→ **Exercise description**:
Copy out every record below exactly as written, but leave out any pictures.

⟨

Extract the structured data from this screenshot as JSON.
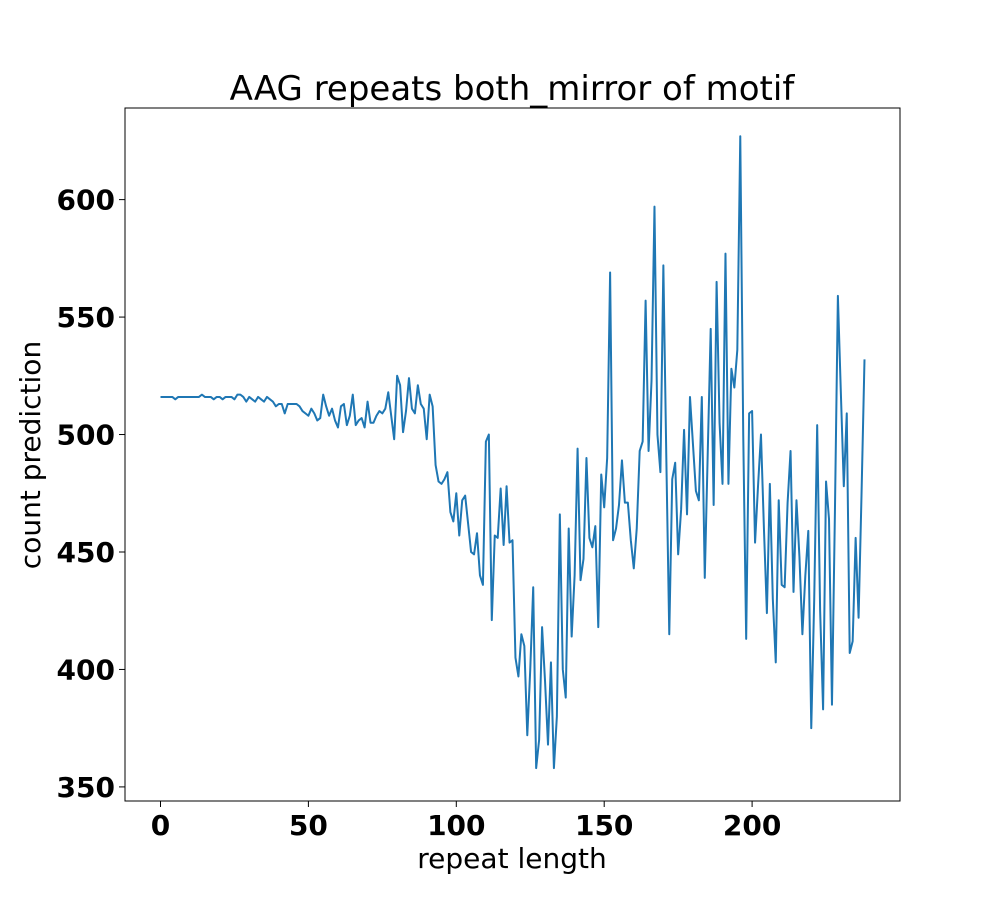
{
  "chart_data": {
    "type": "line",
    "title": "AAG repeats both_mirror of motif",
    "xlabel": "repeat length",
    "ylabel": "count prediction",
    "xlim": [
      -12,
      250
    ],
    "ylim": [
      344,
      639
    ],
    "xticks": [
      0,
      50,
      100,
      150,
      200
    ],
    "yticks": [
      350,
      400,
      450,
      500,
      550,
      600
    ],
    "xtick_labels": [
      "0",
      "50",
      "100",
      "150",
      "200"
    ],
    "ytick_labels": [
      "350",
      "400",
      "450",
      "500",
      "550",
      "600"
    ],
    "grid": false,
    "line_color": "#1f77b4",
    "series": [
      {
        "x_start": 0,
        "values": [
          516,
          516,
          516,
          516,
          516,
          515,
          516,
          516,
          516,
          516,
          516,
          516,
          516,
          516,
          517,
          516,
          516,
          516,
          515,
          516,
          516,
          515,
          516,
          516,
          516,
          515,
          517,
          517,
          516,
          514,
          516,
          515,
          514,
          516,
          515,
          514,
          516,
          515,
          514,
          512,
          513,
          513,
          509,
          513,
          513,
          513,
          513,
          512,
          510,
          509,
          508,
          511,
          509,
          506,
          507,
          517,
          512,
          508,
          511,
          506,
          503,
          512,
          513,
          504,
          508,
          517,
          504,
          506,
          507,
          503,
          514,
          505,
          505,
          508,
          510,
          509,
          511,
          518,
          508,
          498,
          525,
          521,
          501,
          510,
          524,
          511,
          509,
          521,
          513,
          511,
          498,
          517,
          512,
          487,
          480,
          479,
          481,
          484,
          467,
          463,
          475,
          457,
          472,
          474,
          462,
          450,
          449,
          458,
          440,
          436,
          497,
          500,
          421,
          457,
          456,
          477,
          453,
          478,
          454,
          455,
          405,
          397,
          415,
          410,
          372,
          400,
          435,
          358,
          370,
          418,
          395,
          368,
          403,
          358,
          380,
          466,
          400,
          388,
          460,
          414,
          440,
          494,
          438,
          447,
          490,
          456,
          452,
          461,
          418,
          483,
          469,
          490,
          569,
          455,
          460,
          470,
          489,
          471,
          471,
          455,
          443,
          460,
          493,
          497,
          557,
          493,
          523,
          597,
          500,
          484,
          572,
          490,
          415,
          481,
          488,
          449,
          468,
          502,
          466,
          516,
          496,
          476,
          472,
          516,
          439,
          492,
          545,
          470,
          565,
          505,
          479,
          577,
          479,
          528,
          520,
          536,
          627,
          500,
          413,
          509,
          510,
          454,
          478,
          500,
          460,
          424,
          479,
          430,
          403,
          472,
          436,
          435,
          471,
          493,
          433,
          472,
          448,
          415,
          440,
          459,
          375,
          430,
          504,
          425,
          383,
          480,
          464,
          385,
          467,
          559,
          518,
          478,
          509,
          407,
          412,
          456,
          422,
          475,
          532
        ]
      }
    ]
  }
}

⟩

→ **Response to the exercise**:
Extract the structured data from this screenshot as JSON.
{
  "chart_data": {
    "type": "line",
    "title": "AAG repeats both_mirror of motif",
    "xlabel": "repeat length",
    "ylabel": "count prediction",
    "xlim": [
      -12,
      250
    ],
    "ylim": [
      344,
      639
    ],
    "xticks": [
      0,
      50,
      100,
      150,
      200
    ],
    "yticks": [
      350,
      400,
      450,
      500,
      550,
      600
    ],
    "xtick_labels": [
      "0",
      "50",
      "100",
      "150",
      "200"
    ],
    "ytick_labels": [
      "350",
      "400",
      "450",
      "500",
      "550",
      "600"
    ],
    "grid": false,
    "line_color": "#1f77b4",
    "series": [
      {
        "x_start": 0,
        "values": [
          516,
          516,
          516,
          516,
          516,
          515,
          516,
          516,
          516,
          516,
          516,
          516,
          516,
          516,
          517,
          516,
          516,
          516,
          515,
          516,
          516,
          515,
          516,
          516,
          516,
          515,
          517,
          517,
          516,
          514,
          516,
          515,
          514,
          516,
          515,
          514,
          516,
          515,
          514,
          512,
          513,
          513,
          509,
          513,
          513,
          513,
          513,
          512,
          510,
          509,
          508,
          511,
          509,
          506,
          507,
          517,
          512,
          508,
          511,
          506,
          503,
          512,
          513,
          504,
          508,
          517,
          504,
          506,
          507,
          503,
          514,
          505,
          505,
          508,
          510,
          509,
          511,
          518,
          508,
          498,
          525,
          521,
          501,
          510,
          524,
          511,
          509,
          521,
          513,
          511,
          498,
          517,
          512,
          487,
          480,
          479,
          481,
          484,
          467,
          463,
          475,
          457,
          472,
          474,
          462,
          450,
          449,
          458,
          440,
          436,
          497,
          500,
          421,
          457,
          456,
          477,
          453,
          478,
          454,
          455,
          405,
          397,
          415,
          410,
          372,
          400,
          435,
          358,
          370,
          418,
          395,
          368,
          403,
          358,
          380,
          466,
          400,
          388,
          460,
          414,
          440,
          494,
          438,
          447,
          490,
          456,
          452,
          461,
          418,
          483,
          469,
          490,
          569,
          455,
          460,
          470,
          489,
          471,
          471,
          455,
          443,
          460,
          493,
          497,
          557,
          493,
          523,
          597,
          500,
          484,
          572,
          490,
          415,
          481,
          488,
          449,
          468,
          502,
          466,
          516,
          496,
          476,
          472,
          516,
          439,
          492,
          545,
          470,
          565,
          505,
          479,
          577,
          479,
          528,
          520,
          536,
          627,
          500,
          413,
          509,
          510,
          454,
          478,
          500,
          460,
          424,
          479,
          430,
          403,
          472,
          436,
          435,
          471,
          493,
          433,
          472,
          448,
          415,
          440,
          459,
          375,
          430,
          504,
          425,
          383,
          480,
          464,
          385,
          467,
          559,
          518,
          478,
          509,
          407,
          412,
          456,
          422,
          475,
          532
        ]
      }
    ]
  }
}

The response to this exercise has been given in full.